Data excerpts
## begin

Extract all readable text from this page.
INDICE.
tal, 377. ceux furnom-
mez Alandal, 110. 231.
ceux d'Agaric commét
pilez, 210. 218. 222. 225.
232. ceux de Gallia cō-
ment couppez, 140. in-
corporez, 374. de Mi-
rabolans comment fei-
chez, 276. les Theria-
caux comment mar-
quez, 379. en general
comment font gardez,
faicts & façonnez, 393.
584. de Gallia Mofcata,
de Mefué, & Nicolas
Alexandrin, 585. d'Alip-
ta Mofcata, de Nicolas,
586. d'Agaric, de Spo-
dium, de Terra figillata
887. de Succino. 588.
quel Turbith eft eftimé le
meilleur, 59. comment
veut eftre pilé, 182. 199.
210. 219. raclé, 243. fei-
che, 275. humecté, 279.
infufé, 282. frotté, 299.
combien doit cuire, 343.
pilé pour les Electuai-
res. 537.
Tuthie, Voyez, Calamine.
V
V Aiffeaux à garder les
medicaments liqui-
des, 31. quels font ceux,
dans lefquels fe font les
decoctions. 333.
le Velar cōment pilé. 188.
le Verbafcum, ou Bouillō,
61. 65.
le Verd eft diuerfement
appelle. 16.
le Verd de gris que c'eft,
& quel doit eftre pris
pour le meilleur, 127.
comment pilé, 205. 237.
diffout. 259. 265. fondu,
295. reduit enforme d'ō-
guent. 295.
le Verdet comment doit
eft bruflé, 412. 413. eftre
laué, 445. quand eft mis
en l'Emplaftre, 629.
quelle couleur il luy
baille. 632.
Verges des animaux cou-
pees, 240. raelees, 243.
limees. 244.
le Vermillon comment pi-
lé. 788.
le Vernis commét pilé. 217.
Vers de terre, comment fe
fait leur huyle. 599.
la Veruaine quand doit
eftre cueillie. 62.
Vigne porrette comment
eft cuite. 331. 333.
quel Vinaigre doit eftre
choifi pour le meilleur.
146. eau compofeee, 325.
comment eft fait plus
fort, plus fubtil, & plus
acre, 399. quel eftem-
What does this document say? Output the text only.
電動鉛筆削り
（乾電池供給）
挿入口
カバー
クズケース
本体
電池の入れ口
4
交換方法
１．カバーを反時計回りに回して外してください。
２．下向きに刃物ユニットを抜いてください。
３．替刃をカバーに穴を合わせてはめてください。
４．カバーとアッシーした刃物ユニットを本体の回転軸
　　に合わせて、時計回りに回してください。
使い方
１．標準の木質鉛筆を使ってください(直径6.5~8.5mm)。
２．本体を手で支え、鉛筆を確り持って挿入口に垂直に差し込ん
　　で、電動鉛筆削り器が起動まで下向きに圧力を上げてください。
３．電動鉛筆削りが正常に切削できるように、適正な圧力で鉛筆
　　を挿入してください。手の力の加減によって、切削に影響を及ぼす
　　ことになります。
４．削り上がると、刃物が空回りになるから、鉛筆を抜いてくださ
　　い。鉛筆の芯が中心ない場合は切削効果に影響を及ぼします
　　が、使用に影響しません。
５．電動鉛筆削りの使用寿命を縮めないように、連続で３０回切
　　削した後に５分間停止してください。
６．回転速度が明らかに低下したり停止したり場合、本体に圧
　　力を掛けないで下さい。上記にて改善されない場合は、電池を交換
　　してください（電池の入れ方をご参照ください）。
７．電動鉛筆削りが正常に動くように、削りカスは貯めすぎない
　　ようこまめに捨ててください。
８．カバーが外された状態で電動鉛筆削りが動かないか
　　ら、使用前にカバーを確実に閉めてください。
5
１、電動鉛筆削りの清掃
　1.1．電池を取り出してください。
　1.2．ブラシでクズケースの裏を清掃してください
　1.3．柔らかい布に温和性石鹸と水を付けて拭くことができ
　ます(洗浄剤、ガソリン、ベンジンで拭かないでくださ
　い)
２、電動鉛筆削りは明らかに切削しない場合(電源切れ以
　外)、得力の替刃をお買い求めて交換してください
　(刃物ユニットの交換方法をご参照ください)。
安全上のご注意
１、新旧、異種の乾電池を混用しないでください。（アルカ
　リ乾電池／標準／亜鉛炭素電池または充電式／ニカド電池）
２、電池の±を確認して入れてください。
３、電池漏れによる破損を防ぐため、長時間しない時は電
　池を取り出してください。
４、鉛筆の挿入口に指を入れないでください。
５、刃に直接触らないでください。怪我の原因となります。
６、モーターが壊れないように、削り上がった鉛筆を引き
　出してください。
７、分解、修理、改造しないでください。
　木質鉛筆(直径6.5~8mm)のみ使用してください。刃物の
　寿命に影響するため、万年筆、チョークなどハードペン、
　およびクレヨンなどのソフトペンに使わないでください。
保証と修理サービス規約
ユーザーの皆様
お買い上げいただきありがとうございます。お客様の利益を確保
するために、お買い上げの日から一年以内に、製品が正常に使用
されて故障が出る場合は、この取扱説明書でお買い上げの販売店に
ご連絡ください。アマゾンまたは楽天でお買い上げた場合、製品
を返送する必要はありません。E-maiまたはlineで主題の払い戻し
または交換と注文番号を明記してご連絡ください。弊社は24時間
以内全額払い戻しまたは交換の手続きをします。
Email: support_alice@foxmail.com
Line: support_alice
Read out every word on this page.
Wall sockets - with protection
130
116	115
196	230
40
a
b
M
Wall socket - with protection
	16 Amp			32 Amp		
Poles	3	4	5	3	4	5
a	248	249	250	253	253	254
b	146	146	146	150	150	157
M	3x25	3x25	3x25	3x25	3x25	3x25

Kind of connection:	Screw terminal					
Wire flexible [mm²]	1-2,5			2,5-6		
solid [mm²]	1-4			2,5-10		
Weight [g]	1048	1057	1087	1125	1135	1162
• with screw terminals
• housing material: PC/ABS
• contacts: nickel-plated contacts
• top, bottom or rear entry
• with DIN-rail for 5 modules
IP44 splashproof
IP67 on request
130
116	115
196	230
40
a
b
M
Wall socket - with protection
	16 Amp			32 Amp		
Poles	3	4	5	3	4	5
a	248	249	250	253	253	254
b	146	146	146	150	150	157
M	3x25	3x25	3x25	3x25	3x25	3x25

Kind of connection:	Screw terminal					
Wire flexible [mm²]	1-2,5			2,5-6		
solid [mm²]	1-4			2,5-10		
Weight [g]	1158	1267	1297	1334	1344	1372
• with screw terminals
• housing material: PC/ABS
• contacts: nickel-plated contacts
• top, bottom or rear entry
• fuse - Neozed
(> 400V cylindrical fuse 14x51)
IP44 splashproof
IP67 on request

## end

[Description of the task] All entries shown above should be printed again exactly.

[The reply]
Extract all readable text from this page.
INDICE.
tal, 377. ceux furnom-
mez Alandal, 110. 231.
ceux d'Agaric commét
pilez, 210. 218. 222. 225.
232. ceux de Gallia cō-
ment couppez, 140. in-
corporez, 374. de Mi-
rabolans comment fei-
chez, 276. les Theria-
caux comment mar-
quez, 379. en general
comment font gardez,
faicts & façonnez, 393.
584. de Gallia Mofcata,
de Mefué, & Nicolas
Alexandrin, 585. d'Alip-
ta Mofcata, de Nicolas,
586. d'Agaric, de Spo-
dium, de Terra figillata
887. de Succino. 588.
quel Turbith eft eftimé le
meilleur, 59. comment
veut eftre pilé, 182. 199.
210. 219. raclé, 243. fei-
che, 275. humecté, 279.
infufé, 282. frotté, 299.
combien doit cuire, 343.
pilé pour les Electuai-
res. 537.
Tuthie, Voyez, Calamine.
V
V Aiffeaux à garder les
medicaments liqui-
des, 31. quels font ceux,
dans lefquels fe font les
decoctions. 333.
le Velar cōment pilé. 188.
le Verbafcum, ou Bouillō,
61. 65.
le Verd eft diuerfement
appelle. 16.
le Verd de gris que c'eft,
& quel doit eftre pris
pour le meilleur, 127.
comment pilé, 205. 237.
diffout. 259. 265. fondu,
295. reduit enforme d'ō-
guent. 295.
le Verdet comment doit
eft bruflé, 412. 413. eftre
laué, 445. quand eft mis
en l'Emplaftre, 629.
quelle couleur il luy
baille. 632.
Verges des animaux cou-
pees, 240. raelees, 243.
limees. 244.
le Vermillon comment pi-
lé. 788.
le Vernis commét pilé. 217.
Vers de terre, comment fe
fait leur huyle. 599.
la Veruaine quand doit
eftre cueillie. 62.
Vigne porrette comment
eft cuite. 331. 333.
quel Vinaigre doit eftre
choifi pour le meilleur.
146. eau compofeee, 325.
comment eft fait plus
fort, plus fubtil, & plus
acre, 399. quel eftem-
What does this document say? Output the text only.
電動鉛筆削り
（乾電池供給）
挿入口
カバー
クズケース
本体
電池の入れ口
4
交換方法
１．カバーを反時計回りに回して外してください。
２．下向きに刃物ユニットを抜いてください。
３．替刃をカバーに穴を合わせてはめてください。
４．カバーとアッシーした刃物ユニットを本体の回転軸
　　に合わせて、時計回りに回してください。
使い方
１．標準の木質鉛筆を使ってください(直径6.5~8.5mm)。
２．本体を手で支え、鉛筆を確り持って挿入口に垂直に差し込ん
　　で、電動鉛筆削り器が起動まで下向きに圧力を上げてください。
３．電動鉛筆削りが正常に切削できるように、適正な圧力で鉛筆
　　を挿入してください。手の力の加減によって、切削に影響を及ぼす
　　ことになります。
４．削り上がると、刃物が空回りになるから、鉛筆を抜いてくださ
　　い。鉛筆の芯が中心ない場合は切削効果に影響を及ぼします
　　が、使用に影響しません。
５．電動鉛筆削りの使用寿命を縮めないように、連続で３０回切
　　削した後に５分間停止してください。
６．回転速度が明らかに低下したり停止したり場合、本体に圧
　　力を掛けないで下さい。上記にて改善されない場合は、電池を交換
　　してください（電池の入れ方をご参照ください）。
７．電動鉛筆削りが正常に動くように、削りカスは貯めすぎない
　　ようこまめに捨ててください。
８．カバーが外された状態で電動鉛筆削りが動かないか
　　ら、使用前にカバーを確実に閉めてください。
5
１、電動鉛筆削りの清掃
　1.1．電池を取り出してください。
　1.2．ブラシでクズケースの裏を清掃してください
　1.3．柔らかい布に温和性石鹸と水を付けて拭くことができ
　ます(洗浄剤、ガソリン、ベンジンで拭かないでくださ
　い)
２、電動鉛筆削りは明らかに切削しない場合(電源切れ以
　外)、得力の替刃をお買い求めて交換してください
　(刃物ユニットの交換方法をご参照ください)。
安全上のご注意
１、新旧、異種の乾電池を混用しないでください。（アルカ
　リ乾電池／標準／亜鉛炭素電池または充電式／ニカド電池）
２、電池の±を確認して入れてください。
３、電池漏れによる破損を防ぐため、長時間しない時は電
　池を取り出してください。
４、鉛筆の挿入口に指を入れないでください。
５、刃に直接触らないでください。怪我の原因となります。
６、モーターが壊れないように、削り上がった鉛筆を引き
　出してください。
７、分解、修理、改造しないでください。
　木質鉛筆(直径6.5~8mm)のみ使用してください。刃物の
　寿命に影響するため、万年筆、チョークなどハードペン、
　およびクレヨンなどのソフトペンに使わないでください。
保証と修理サービス規約
ユーザーの皆様
お買い上げいただきありがとうございます。お客様の利益を確保
するために、お買い上げの日から一年以内に、製品が正常に使用
されて故障が出る場合は、この取扱説明書でお買い上げの販売店に
ご連絡ください。アマゾンまたは楽天でお買い上げた場合、製品
を返送する必要はありません。E-maiまたはlineで主題の払い戻し
または交換と注文番号を明記してご連絡ください。弊社は24時間
以内全額払い戻しまたは交換の手続きをします。
Email: support_alice@foxmail.com
Line: support_alice
Read out every word on this page.
Wall sockets - with protection
130
116	115
196	230
40
a
b
M
Wall socket - with protection
	16 Amp			32 Amp		
Poles	3	4	5	3	4	5
a	248	249	250	253	253	254
b	146	146	146	150	150	157
M	3x25	3x25	3x25	3x25	3x25	3x25

Kind of connection:	Screw terminal					
Wire flexible [mm²]	1-2,5			2,5-6		
solid [mm²]	1-4			2,5-10		
Weight [g]	1048	1057	1087	1125	1135	1162
• with screw terminals
• housing material: PC/ABS
• contacts: nickel-plated contacts
• top, bottom or rear entry
• with DIN-rail for 5 modules
IP44 splashproof
IP67 on request
130
116	115
196	230
40
a
b
M
Wall socket - with protection
	16 Amp			32 Amp		
Poles	3	4	5	3	4	5
a	248	249	250	253	253	254
b	146	146	146	150	150	157
M	3x25	3x25	3x25	3x25	3x25	3x25

Kind of connection:	Screw terminal					
Wire flexible [mm²]	1-2,5			2,5-6		
solid [mm²]	1-4			2,5-10		
Weight [g]	1158	1267	1297	1334	1344	1372
• with screw terminals
• housing material: PC/ABS
• contacts: nickel-plated contacts
• top, bottom or rear entry
• fuse - Neozed
(> 400V cylindrical fuse 14x51)
IP44 splashproof
IP67 on request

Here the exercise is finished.